Exercise:
Drop every picture, then transcribe the remaining data exactly.

begin

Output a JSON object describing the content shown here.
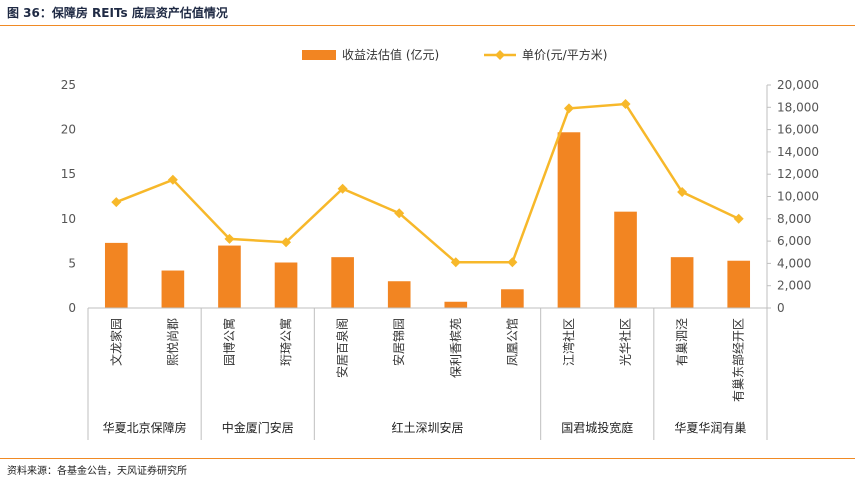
{
  "title": "图 36：保障房 REITs 底层资产估值情况",
  "source": "资料来源：各基金公告，天风证券研究所",
  "chart_data": {
    "type": "bar+line",
    "categories": [
      "文龙家园",
      "熙悦尚郡",
      "园博公寓",
      "珩琦公寓",
      "安居百泉阁",
      "安居锦园",
      "保利香槟苑",
      "凤凰公馆",
      "江湾社区",
      "光华社区",
      "有巢泗泾",
      "有巢东部经开区"
    ],
    "groups": [
      {
        "name": "华夏北京保障房",
        "start": 0,
        "end": 1
      },
      {
        "name": "中金厦门安居",
        "start": 2,
        "end": 3
      },
      {
        "name": "红土深圳安居",
        "start": 4,
        "end": 7
      },
      {
        "name": "国君城投宽庭",
        "start": 8,
        "end": 9
      },
      {
        "name": "华夏华润有巢",
        "start": 10,
        "end": 11
      }
    ],
    "series": [
      {
        "name": "收益法估值 (亿元)",
        "type": "bar",
        "axis": "left",
        "color": "#f28522",
        "values": [
          7.3,
          4.2,
          7.0,
          5.1,
          5.7,
          3.0,
          0.7,
          2.1,
          19.7,
          10.8,
          5.7,
          5.3
        ]
      },
      {
        "name": "单价(元/平方米)",
        "type": "line",
        "axis": "right",
        "color": "#f7b82a",
        "values": [
          9500,
          11500,
          6200,
          5900,
          10700,
          8500,
          4100,
          4100,
          17900,
          18300,
          10400,
          8000
        ]
      }
    ],
    "y_left": {
      "min": 0,
      "max": 25,
      "ticks": [
        "0",
        "5",
        "10",
        "15",
        "20",
        "25"
      ]
    },
    "y_right": {
      "min": 0,
      "max": 20000,
      "ticks": [
        "0",
        "2,000",
        "4,000",
        "6,000",
        "8,000",
        "10,000",
        "12,000",
        "14,000",
        "16,000",
        "18,000",
        "20,000"
      ]
    },
    "legend_position": "top-center",
    "grid": false
  }
}
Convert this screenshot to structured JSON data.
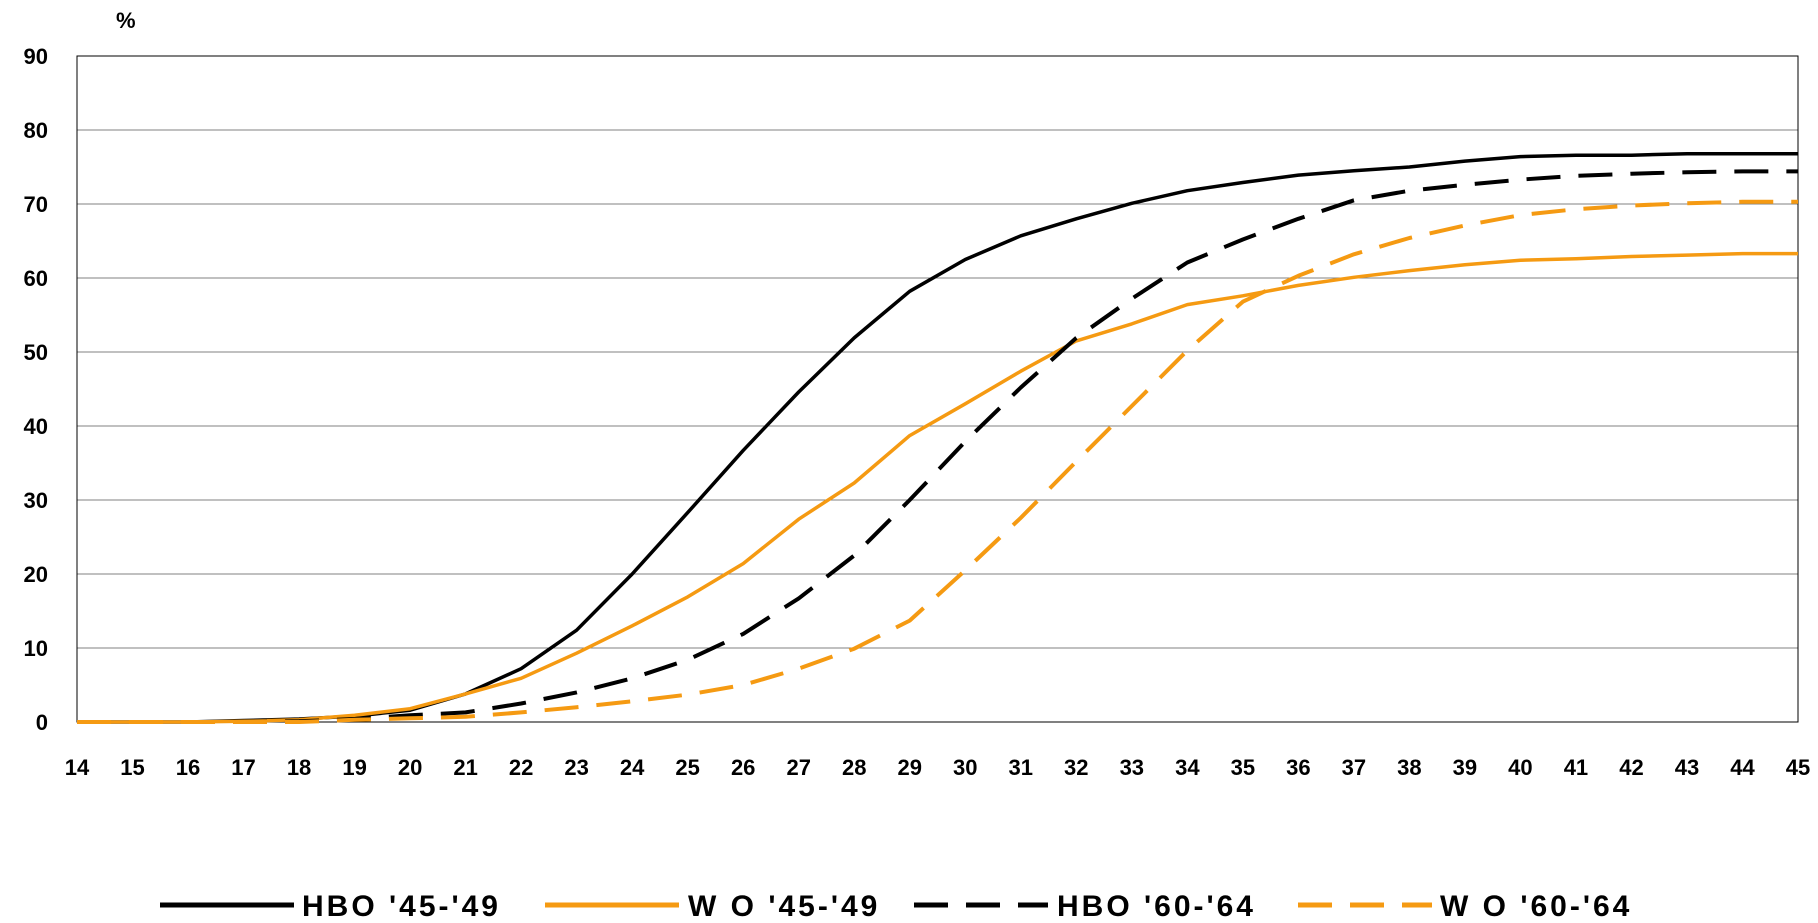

end

Solution:
Output a JSON object describing the content shown here.
{
  "title": "图 36：保障房 REITs 底层资产估值情况",
  "source": "资料来源：各基金公告，天风证券研究所",
  "chart_data": {
    "type": "bar+line",
    "categories": [
      "文龙家园",
      "熙悦尚郡",
      "园博公寓",
      "珩琦公寓",
      "安居百泉阁",
      "安居锦园",
      "保利香槟苑",
      "凤凰公馆",
      "江湾社区",
      "光华社区",
      "有巢泗泾",
      "有巢东部经开区"
    ],
    "groups": [
      {
        "name": "华夏北京保障房",
        "start": 0,
        "end": 1
      },
      {
        "name": "中金厦门安居",
        "start": 2,
        "end": 3
      },
      {
        "name": "红土深圳安居",
        "start": 4,
        "end": 7
      },
      {
        "name": "国君城投宽庭",
        "start": 8,
        "end": 9
      },
      {
        "name": "华夏华润有巢",
        "start": 10,
        "end": 11
      }
    ],
    "series": [
      {
        "name": "收益法估值 (亿元)",
        "type": "bar",
        "axis": "left",
        "color": "#f28522",
        "values": [
          7.3,
          4.2,
          7.0,
          5.1,
          5.7,
          3.0,
          0.7,
          2.1,
          19.7,
          10.8,
          5.7,
          5.3
        ]
      },
      {
        "name": "单价(元/平方米)",
        "type": "line",
        "axis": "right",
        "color": "#f7b82a",
        "values": [
          9500,
          11500,
          6200,
          5900,
          10700,
          8500,
          4100,
          4100,
          17900,
          18300,
          10400,
          8000
        ]
      }
    ],
    "y_left": {
      "min": 0,
      "max": 25,
      "ticks": [
        "0",
        "5",
        "10",
        "15",
        "20",
        "25"
      ]
    },
    "y_right": {
      "min": 0,
      "max": 20000,
      "ticks": [
        "0",
        "2,000",
        "4,000",
        "6,000",
        "8,000",
        "10,000",
        "12,000",
        "14,000",
        "16,000",
        "18,000",
        "20,000"
      ]
    },
    "legend_position": "top-center",
    "grid": false
  }
}
Convert this screenshot to structured JSON data.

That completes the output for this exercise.